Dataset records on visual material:
⟨
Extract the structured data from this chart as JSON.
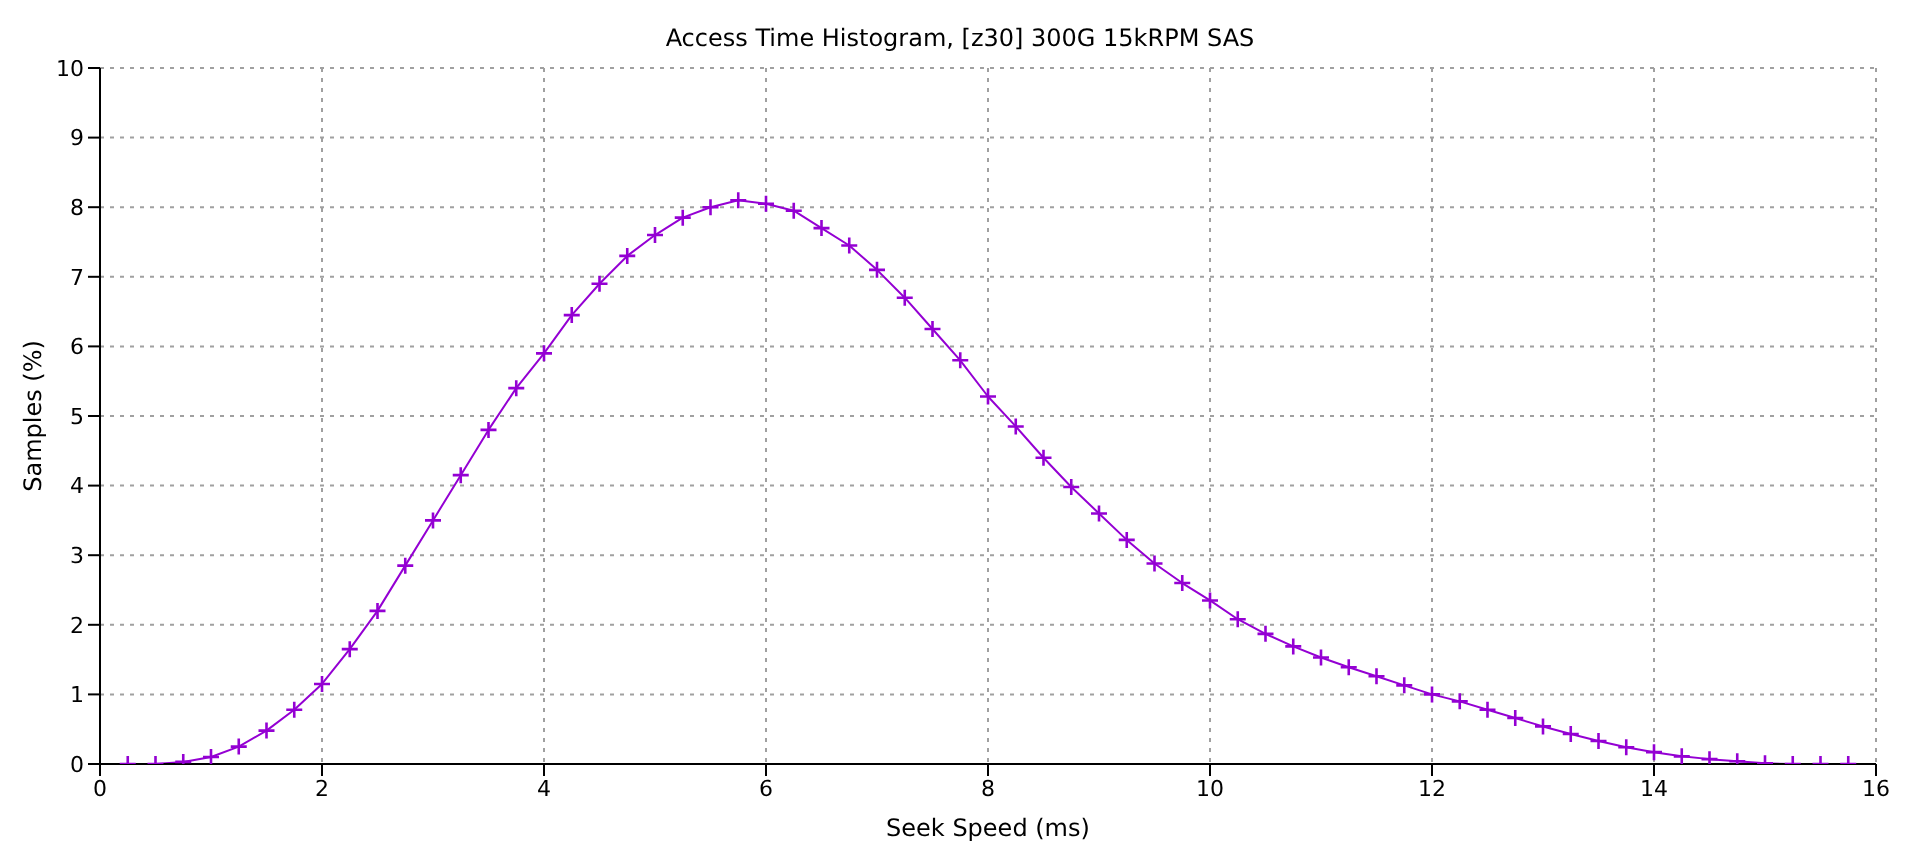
{
  "chart_data": {
    "type": "line",
    "title": "Access Time Histogram, [z30] 300G 15kRPM SAS",
    "xlabel": "Seek Speed (ms)",
    "ylabel": "Samples (%)",
    "x": [
      0.25,
      0.5,
      0.75,
      1.0,
      1.25,
      1.5,
      1.75,
      2.0,
      2.25,
      2.5,
      2.75,
      3.0,
      3.25,
      3.5,
      3.75,
      4.0,
      4.25,
      4.5,
      4.75,
      5.0,
      5.25,
      5.5,
      5.75,
      6.0,
      6.25,
      6.5,
      6.75,
      7.0,
      7.25,
      7.5,
      7.75,
      8.0,
      8.25,
      8.5,
      8.75,
      9.0,
      9.25,
      9.5,
      9.75,
      10.0,
      10.25,
      10.5,
      10.75,
      11.0,
      11.25,
      11.5,
      11.75,
      12.0,
      12.25,
      12.5,
      12.75,
      13.0,
      13.25,
      13.5,
      13.75,
      14.0,
      14.25,
      14.5,
      14.75,
      15.0,
      15.25,
      15.5,
      15.75
    ],
    "series": [
      {
        "color": "#9400d3",
        "values": [
          0,
          0,
          0.03,
          0.1,
          0.25,
          0.48,
          0.78,
          1.15,
          1.65,
          2.2,
          2.85,
          3.5,
          4.15,
          4.8,
          5.4,
          5.9,
          6.45,
          6.9,
          7.3,
          7.6,
          7.85,
          8.0,
          8.1,
          8.05,
          7.95,
          7.7,
          7.45,
          7.1,
          6.7,
          6.25,
          5.8,
          5.28,
          4.85,
          4.4,
          3.98,
          3.6,
          3.22,
          2.88,
          2.6,
          2.35,
          2.08,
          1.87,
          1.69,
          1.53,
          1.39,
          1.26,
          1.13,
          1.0,
          0.9,
          0.78,
          0.66,
          0.54,
          0.43,
          0.33,
          0.24,
          0.17,
          0.11,
          0.07,
          0.04,
          0.01,
          0,
          0,
          0
        ]
      }
    ],
    "xlim": [
      0,
      16
    ],
    "xticks": [
      0,
      2,
      4,
      6,
      8,
      10,
      12,
      14,
      16
    ],
    "ylim": [
      0,
      10
    ],
    "yticks": [
      0,
      1,
      2,
      3,
      4,
      5,
      6,
      7,
      8,
      9,
      10
    ],
    "grid": true,
    "marker": "cross",
    "line_style": "solid"
  }
}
⟩
Problem to solve:
Exclude every picture and copy the remaining data exactly.

Answer to this exercise:
Extract the structured data from this chart as JSON.
{
  "chart_data": {
    "type": "line",
    "title": "Access Time Histogram, [z30] 300G 15kRPM SAS",
    "xlabel": "Seek Speed (ms)",
    "ylabel": "Samples (%)",
    "x": [
      0.25,
      0.5,
      0.75,
      1.0,
      1.25,
      1.5,
      1.75,
      2.0,
      2.25,
      2.5,
      2.75,
      3.0,
      3.25,
      3.5,
      3.75,
      4.0,
      4.25,
      4.5,
      4.75,
      5.0,
      5.25,
      5.5,
      5.75,
      6.0,
      6.25,
      6.5,
      6.75,
      7.0,
      7.25,
      7.5,
      7.75,
      8.0,
      8.25,
      8.5,
      8.75,
      9.0,
      9.25,
      9.5,
      9.75,
      10.0,
      10.25,
      10.5,
      10.75,
      11.0,
      11.25,
      11.5,
      11.75,
      12.0,
      12.25,
      12.5,
      12.75,
      13.0,
      13.25,
      13.5,
      13.75,
      14.0,
      14.25,
      14.5,
      14.75,
      15.0,
      15.25,
      15.5,
      15.75
    ],
    "series": [
      {
        "color": "#9400d3",
        "values": [
          0,
          0,
          0.03,
          0.1,
          0.25,
          0.48,
          0.78,
          1.15,
          1.65,
          2.2,
          2.85,
          3.5,
          4.15,
          4.8,
          5.4,
          5.9,
          6.45,
          6.9,
          7.3,
          7.6,
          7.85,
          8.0,
          8.1,
          8.05,
          7.95,
          7.7,
          7.45,
          7.1,
          6.7,
          6.25,
          5.8,
          5.28,
          4.85,
          4.4,
          3.98,
          3.6,
          3.22,
          2.88,
          2.6,
          2.35,
          2.08,
          1.87,
          1.69,
          1.53,
          1.39,
          1.26,
          1.13,
          1.0,
          0.9,
          0.78,
          0.66,
          0.54,
          0.43,
          0.33,
          0.24,
          0.17,
          0.11,
          0.07,
          0.04,
          0.01,
          0,
          0,
          0
        ]
      }
    ],
    "xlim": [
      0,
      16
    ],
    "xticks": [
      0,
      2,
      4,
      6,
      8,
      10,
      12,
      14,
      16
    ],
    "ylim": [
      0,
      10
    ],
    "yticks": [
      0,
      1,
      2,
      3,
      4,
      5,
      6,
      7,
      8,
      9,
      10
    ],
    "grid": true,
    "marker": "cross",
    "line_style": "solid"
  }
}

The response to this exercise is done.